Extracted records:
## start
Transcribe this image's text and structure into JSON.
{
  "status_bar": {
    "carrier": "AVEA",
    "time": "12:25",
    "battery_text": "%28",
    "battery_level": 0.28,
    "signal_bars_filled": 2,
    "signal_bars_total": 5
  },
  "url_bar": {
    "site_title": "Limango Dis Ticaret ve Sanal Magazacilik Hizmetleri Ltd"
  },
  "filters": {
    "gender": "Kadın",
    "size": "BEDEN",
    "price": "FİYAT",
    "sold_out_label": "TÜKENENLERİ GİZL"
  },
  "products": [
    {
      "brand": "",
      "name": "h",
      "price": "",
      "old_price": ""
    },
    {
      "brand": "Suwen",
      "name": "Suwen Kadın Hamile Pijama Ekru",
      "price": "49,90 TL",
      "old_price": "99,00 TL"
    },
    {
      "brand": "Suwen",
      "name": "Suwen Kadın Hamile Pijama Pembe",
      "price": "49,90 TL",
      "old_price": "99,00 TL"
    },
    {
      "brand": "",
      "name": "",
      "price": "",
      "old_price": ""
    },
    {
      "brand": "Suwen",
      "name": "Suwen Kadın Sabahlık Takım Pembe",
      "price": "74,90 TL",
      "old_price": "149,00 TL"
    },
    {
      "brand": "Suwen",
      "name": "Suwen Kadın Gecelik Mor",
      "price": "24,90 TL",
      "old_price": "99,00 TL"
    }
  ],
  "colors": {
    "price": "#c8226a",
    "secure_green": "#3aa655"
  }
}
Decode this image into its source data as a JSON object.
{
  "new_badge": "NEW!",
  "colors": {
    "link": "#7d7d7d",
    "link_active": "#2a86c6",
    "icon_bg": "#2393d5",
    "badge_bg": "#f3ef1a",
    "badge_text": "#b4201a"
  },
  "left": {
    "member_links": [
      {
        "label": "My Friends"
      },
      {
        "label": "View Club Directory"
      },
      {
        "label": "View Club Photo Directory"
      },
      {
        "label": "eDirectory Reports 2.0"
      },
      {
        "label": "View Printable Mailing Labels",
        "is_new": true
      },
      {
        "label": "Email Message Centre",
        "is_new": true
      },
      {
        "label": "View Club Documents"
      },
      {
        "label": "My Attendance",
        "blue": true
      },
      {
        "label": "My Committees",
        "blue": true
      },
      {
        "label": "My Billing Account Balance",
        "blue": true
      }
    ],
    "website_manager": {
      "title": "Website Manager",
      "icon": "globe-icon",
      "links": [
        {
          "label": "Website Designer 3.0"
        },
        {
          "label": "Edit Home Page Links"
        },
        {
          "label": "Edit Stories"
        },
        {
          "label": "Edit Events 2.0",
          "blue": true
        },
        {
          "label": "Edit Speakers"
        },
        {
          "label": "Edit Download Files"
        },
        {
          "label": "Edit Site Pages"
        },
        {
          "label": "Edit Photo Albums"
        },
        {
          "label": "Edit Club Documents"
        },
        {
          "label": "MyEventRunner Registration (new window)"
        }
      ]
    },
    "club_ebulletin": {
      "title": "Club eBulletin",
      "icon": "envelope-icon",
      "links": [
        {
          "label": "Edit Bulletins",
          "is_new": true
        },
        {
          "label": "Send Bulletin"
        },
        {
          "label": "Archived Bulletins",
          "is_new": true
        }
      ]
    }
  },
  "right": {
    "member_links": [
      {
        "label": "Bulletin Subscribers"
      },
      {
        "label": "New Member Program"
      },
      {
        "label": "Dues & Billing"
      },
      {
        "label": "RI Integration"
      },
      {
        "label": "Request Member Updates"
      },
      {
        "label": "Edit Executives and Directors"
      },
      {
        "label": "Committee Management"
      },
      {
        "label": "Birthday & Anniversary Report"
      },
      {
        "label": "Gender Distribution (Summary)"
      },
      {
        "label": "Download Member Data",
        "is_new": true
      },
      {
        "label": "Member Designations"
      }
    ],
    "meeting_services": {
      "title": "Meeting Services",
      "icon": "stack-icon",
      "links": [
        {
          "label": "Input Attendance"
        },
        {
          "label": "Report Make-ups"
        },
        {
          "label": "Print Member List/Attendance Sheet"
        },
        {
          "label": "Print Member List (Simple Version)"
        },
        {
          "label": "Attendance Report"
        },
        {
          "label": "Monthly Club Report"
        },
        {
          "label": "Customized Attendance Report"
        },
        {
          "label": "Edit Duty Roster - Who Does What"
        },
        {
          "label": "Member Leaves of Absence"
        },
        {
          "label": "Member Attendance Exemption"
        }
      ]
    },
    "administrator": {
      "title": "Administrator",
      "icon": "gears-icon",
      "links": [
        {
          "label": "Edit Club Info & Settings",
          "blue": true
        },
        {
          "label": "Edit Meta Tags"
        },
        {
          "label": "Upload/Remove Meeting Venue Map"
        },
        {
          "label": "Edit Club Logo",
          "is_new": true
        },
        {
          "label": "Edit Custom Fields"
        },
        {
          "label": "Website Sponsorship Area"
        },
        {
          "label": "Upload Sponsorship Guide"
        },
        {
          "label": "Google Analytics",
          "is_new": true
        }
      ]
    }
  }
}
## end
**What you have to do**: Copy out the whole listing exactly; please set it all down.

**Result**:
Transcribe this image's text and structure into JSON.
{
  "status_bar": {
    "carrier": "AVEA",
    "time": "12:25",
    "battery_text": "%28",
    "battery_level": 0.28,
    "signal_bars_filled": 2,
    "signal_bars_total": 5
  },
  "url_bar": {
    "site_title": "Limango Dis Ticaret ve Sanal Magazacilik Hizmetleri Ltd"
  },
  "filters": {
    "gender": "Kadın",
    "size": "BEDEN",
    "price": "FİYAT",
    "sold_out_label": "TÜKENENLERİ GİZL"
  },
  "products": [
    {
      "brand": "",
      "name": "h",
      "price": "",
      "old_price": ""
    },
    {
      "brand": "Suwen",
      "name": "Suwen Kadın Hamile Pijama Ekru",
      "price": "49,90 TL",
      "old_price": "99,00 TL"
    },
    {
      "brand": "Suwen",
      "name": "Suwen Kadın Hamile Pijama Pembe",
      "price": "49,90 TL",
      "old_price": "99,00 TL"
    },
    {
      "brand": "",
      "name": "",
      "price": "",
      "old_price": ""
    },
    {
      "brand": "Suwen",
      "name": "Suwen Kadın Sabahlık Takım Pembe",
      "price": "74,90 TL",
      "old_price": "149,00 TL"
    },
    {
      "brand": "Suwen",
      "name": "Suwen Kadın Gecelik Mor",
      "price": "24,90 TL",
      "old_price": "99,00 TL"
    }
  ],
  "colors": {
    "price": "#c8226a",
    "secure_green": "#3aa655"
  }
}
Decode this image into its source data as a JSON object.
{
  "new_badge": "NEW!",
  "colors": {
    "link": "#7d7d7d",
    "link_active": "#2a86c6",
    "icon_bg": "#2393d5",
    "badge_bg": "#f3ef1a",
    "badge_text": "#b4201a"
  },
  "left": {
    "member_links": [
      {
        "label": "My Friends"
      },
      {
        "label": "View Club Directory"
      },
      {
        "label": "View Club Photo Directory"
      },
      {
        "label": "eDirectory Reports 2.0"
      },
      {
        "label": "View Printable Mailing Labels",
        "is_new": true
      },
      {
        "label": "Email Message Centre",
        "is_new": true
      },
      {
        "label": "View Club Documents"
      },
      {
        "label": "My Attendance",
        "blue": true
      },
      {
        "label": "My Committees",
        "blue": true
      },
      {
        "label": "My Billing Account Balance",
        "blue": true
      }
    ],
    "website_manager": {
      "title": "Website Manager",
      "icon": "globe-icon",
      "links": [
        {
          "label": "Website Designer 3.0"
        },
        {
          "label": "Edit Home Page Links"
        },
        {
          "label": "Edit Stories"
        },
        {
          "label": "Edit Events 2.0",
          "blue": true
        },
        {
          "label": "Edit Speakers"
        },
        {
          "label": "Edit Download Files"
        },
        {
          "label": "Edit Site Pages"
        },
        {
          "label": "Edit Photo Albums"
        },
        {
          "label": "Edit Club Documents"
        },
        {
          "label": "MyEventRunner Registration (new window)"
        }
      ]
    },
    "club_ebulletin": {
      "title": "Club eBulletin",
      "icon": "envelope-icon",
      "links": [
        {
          "label": "Edit Bulletins",
          "is_new": true
        },
        {
          "label": "Send Bulletin"
        },
        {
          "label": "Archived Bulletins",
          "is_new": true
        }
      ]
    }
  },
  "right": {
    "member_links": [
      {
        "label": "Bulletin Subscribers"
      },
      {
        "label": "New Member Program"
      },
      {
        "label": "Dues & Billing"
      },
      {
        "label": "RI Integration"
      },
      {
        "label": "Request Member Updates"
      },
      {
        "label": "Edit Executives and Directors"
      },
      {
        "label": "Committee Management"
      },
      {
        "label": "Birthday & Anniversary Report"
      },
      {
        "label": "Gender Distribution (Summary)"
      },
      {
        "label": "Download Member Data",
        "is_new": true
      },
      {
        "label": "Member Designations"
      }
    ],
    "meeting_services": {
      "title": "Meeting Services",
      "icon": "stack-icon",
      "links": [
        {
          "label": "Input Attendance"
        },
        {
          "label": "Report Make-ups"
        },
        {
          "label": "Print Member List/Attendance Sheet"
        },
        {
          "label": "Print Member List (Simple Version)"
        },
        {
          "label": "Attendance Report"
        },
        {
          "label": "Monthly Club Report"
        },
        {
          "label": "Customized Attendance Report"
        },
        {
          "label": "Edit Duty Roster - Who Does What"
        },
        {
          "label": "Member Leaves of Absence"
        },
        {
          "label": "Member Attendance Exemption"
        }
      ]
    },
    "administrator": {
      "title": "Administrator",
      "icon": "gears-icon",
      "links": [
        {
          "label": "Edit Club Info & Settings",
          "blue": true
        },
        {
          "label": "Edit Meta Tags"
        },
        {
          "label": "Upload/Remove Meeting Venue Map"
        },
        {
          "label": "Edit Club Logo",
          "is_new": true
        },
        {
          "label": "Edit Custom Fields"
        },
        {
          "label": "Website Sponsorship Area"
        },
        {
          "label": "Upload Sponsorship Guide"
        },
        {
          "label": "Google Analytics",
          "is_new": true
        }
      ]
    }
  }
}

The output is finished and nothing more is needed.